::: RECORDS SHOWN

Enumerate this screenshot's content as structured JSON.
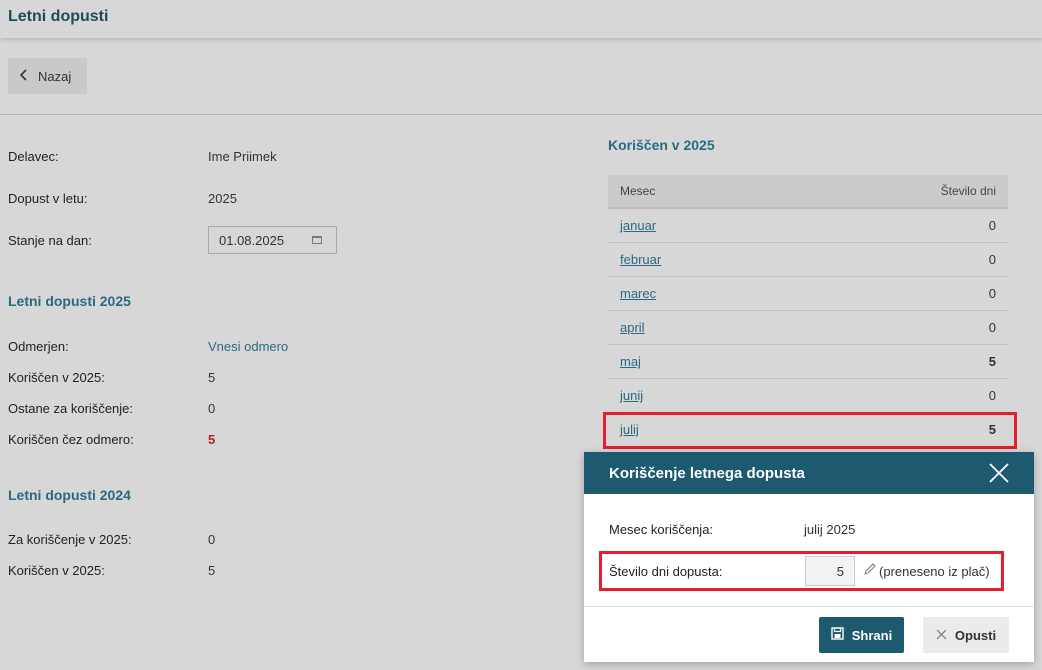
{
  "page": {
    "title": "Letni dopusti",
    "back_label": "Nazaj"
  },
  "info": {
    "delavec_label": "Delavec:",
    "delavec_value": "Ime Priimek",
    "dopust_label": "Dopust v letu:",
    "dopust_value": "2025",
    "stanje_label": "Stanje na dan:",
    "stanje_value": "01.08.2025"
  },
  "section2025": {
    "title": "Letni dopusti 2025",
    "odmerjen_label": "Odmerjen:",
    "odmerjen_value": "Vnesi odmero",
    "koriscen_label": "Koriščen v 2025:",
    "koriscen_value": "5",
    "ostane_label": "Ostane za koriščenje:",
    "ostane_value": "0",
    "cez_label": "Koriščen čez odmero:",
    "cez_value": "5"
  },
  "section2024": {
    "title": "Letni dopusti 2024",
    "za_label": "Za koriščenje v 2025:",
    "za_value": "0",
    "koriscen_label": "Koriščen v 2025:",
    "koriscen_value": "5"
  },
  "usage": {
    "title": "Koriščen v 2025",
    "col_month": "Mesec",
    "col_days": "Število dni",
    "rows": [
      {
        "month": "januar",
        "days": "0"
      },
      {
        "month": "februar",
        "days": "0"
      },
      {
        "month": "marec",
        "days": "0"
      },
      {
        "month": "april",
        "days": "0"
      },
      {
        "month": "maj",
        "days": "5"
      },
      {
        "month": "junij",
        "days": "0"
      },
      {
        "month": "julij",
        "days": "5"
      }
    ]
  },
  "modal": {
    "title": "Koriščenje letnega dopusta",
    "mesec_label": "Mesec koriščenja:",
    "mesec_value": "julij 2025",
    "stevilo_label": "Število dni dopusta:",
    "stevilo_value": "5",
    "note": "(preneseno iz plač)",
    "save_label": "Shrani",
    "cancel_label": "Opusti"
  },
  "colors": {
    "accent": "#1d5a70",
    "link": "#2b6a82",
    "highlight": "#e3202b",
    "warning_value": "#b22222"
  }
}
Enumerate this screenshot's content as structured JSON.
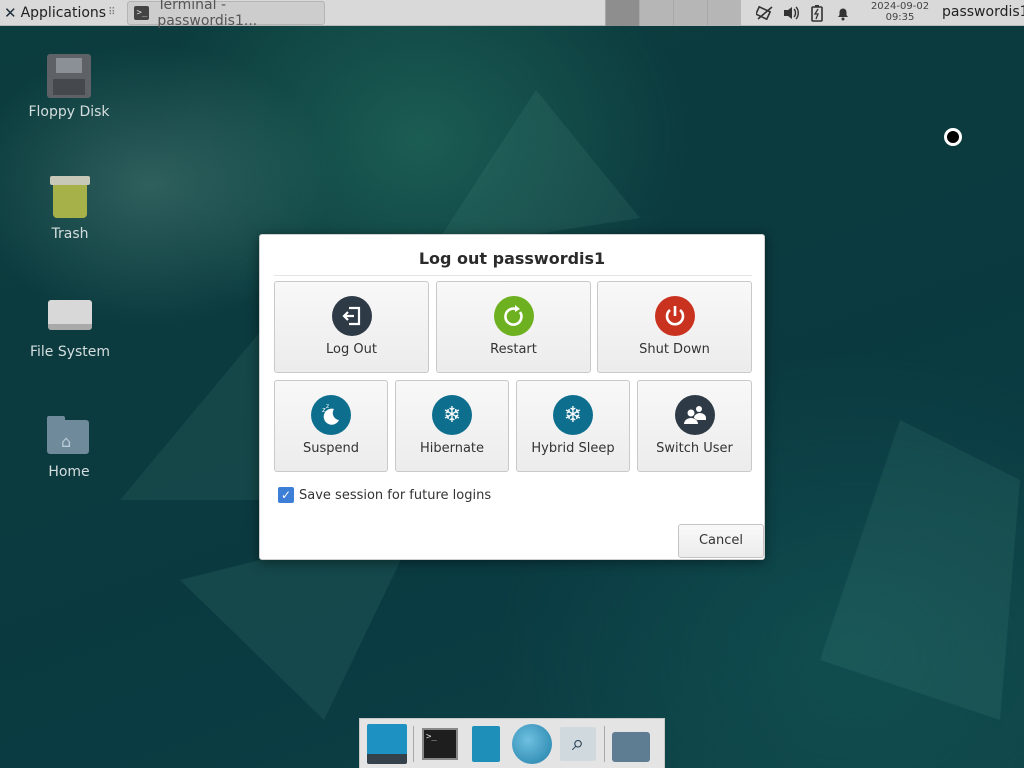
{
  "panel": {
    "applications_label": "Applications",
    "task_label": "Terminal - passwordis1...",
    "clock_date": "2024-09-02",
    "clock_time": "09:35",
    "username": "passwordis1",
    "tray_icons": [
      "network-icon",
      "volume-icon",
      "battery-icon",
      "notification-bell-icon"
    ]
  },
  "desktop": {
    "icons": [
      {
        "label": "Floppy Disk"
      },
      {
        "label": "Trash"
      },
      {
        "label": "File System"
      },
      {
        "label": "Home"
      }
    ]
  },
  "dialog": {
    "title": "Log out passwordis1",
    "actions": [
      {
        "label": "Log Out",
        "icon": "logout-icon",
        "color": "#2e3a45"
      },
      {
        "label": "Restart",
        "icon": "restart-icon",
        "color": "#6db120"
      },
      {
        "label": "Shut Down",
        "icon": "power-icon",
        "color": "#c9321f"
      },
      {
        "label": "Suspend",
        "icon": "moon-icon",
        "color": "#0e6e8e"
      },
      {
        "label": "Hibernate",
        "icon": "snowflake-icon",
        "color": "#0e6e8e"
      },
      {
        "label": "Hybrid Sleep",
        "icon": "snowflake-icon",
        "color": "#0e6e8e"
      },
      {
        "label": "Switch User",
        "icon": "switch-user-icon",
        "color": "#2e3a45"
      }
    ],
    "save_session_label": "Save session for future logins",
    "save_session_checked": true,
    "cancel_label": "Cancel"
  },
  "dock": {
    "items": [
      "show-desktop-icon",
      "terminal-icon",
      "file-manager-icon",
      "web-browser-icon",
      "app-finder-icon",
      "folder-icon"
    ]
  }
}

::::::

--- REQUIRED WORK ---
Your copy should match the records word for word, with the pictures removed.

--- EXERCISE RESPONSE ---
Enumerate this screenshot's content as structured JSON.
{
  "page": {
    "title": "Letni dopusti",
    "back_label": "Nazaj"
  },
  "info": {
    "delavec_label": "Delavec:",
    "delavec_value": "Ime Priimek",
    "dopust_label": "Dopust v letu:",
    "dopust_value": "2025",
    "stanje_label": "Stanje na dan:",
    "stanje_value": "01.08.2025"
  },
  "section2025": {
    "title": "Letni dopusti 2025",
    "odmerjen_label": "Odmerjen:",
    "odmerjen_value": "Vnesi odmero",
    "koriscen_label": "Koriščen v 2025:",
    "koriscen_value": "5",
    "ostane_label": "Ostane za koriščenje:",
    "ostane_value": "0",
    "cez_label": "Koriščen čez odmero:",
    "cez_value": "5"
  },
  "section2024": {
    "title": "Letni dopusti 2024",
    "za_label": "Za koriščenje v 2025:",
    "za_value": "0",
    "koriscen_label": "Koriščen v 2025:",
    "koriscen_value": "5"
  },
  "usage": {
    "title": "Koriščen v 2025",
    "col_month": "Mesec",
    "col_days": "Število dni",
    "rows": [
      {
        "month": "januar",
        "days": "0"
      },
      {
        "month": "februar",
        "days": "0"
      },
      {
        "month": "marec",
        "days": "0"
      },
      {
        "month": "april",
        "days": "0"
      },
      {
        "month": "maj",
        "days": "5"
      },
      {
        "month": "junij",
        "days": "0"
      },
      {
        "month": "julij",
        "days": "5"
      }
    ]
  },
  "modal": {
    "title": "Koriščenje letnega dopusta",
    "mesec_label": "Mesec koriščenja:",
    "mesec_value": "julij 2025",
    "stevilo_label": "Število dni dopusta:",
    "stevilo_value": "5",
    "note": "(preneseno iz plač)",
    "save_label": "Shrani",
    "cancel_label": "Opusti"
  },
  "colors": {
    "accent": "#1d5a70",
    "link": "#2b6a82",
    "highlight": "#e3202b",
    "warning_value": "#b22222"
  }
}
Enumerate this screenshot's content as structured JSON.
{
  "panel": {
    "applications_label": "Applications",
    "task_label": "Terminal - passwordis1...",
    "clock_date": "2024-09-02",
    "clock_time": "09:35",
    "username": "passwordis1",
    "tray_icons": [
      "network-icon",
      "volume-icon",
      "battery-icon",
      "notification-bell-icon"
    ]
  },
  "desktop": {
    "icons": [
      {
        "label": "Floppy Disk"
      },
      {
        "label": "Trash"
      },
      {
        "label": "File System"
      },
      {
        "label": "Home"
      }
    ]
  },
  "dialog": {
    "title": "Log out passwordis1",
    "actions": [
      {
        "label": "Log Out",
        "icon": "logout-icon",
        "color": "#2e3a45"
      },
      {
        "label": "Restart",
        "icon": "restart-icon",
        "color": "#6db120"
      },
      {
        "label": "Shut Down",
        "icon": "power-icon",
        "color": "#c9321f"
      },
      {
        "label": "Suspend",
        "icon": "moon-icon",
        "color": "#0e6e8e"
      },
      {
        "label": "Hibernate",
        "icon": "snowflake-icon",
        "color": "#0e6e8e"
      },
      {
        "label": "Hybrid Sleep",
        "icon": "snowflake-icon",
        "color": "#0e6e8e"
      },
      {
        "label": "Switch User",
        "icon": "switch-user-icon",
        "color": "#2e3a45"
      }
    ],
    "save_session_label": "Save session for future logins",
    "save_session_checked": true,
    "cancel_label": "Cancel"
  },
  "dock": {
    "items": [
      "show-desktop-icon",
      "terminal-icon",
      "file-manager-icon",
      "web-browser-icon",
      "app-finder-icon",
      "folder-icon"
    ]
  }
}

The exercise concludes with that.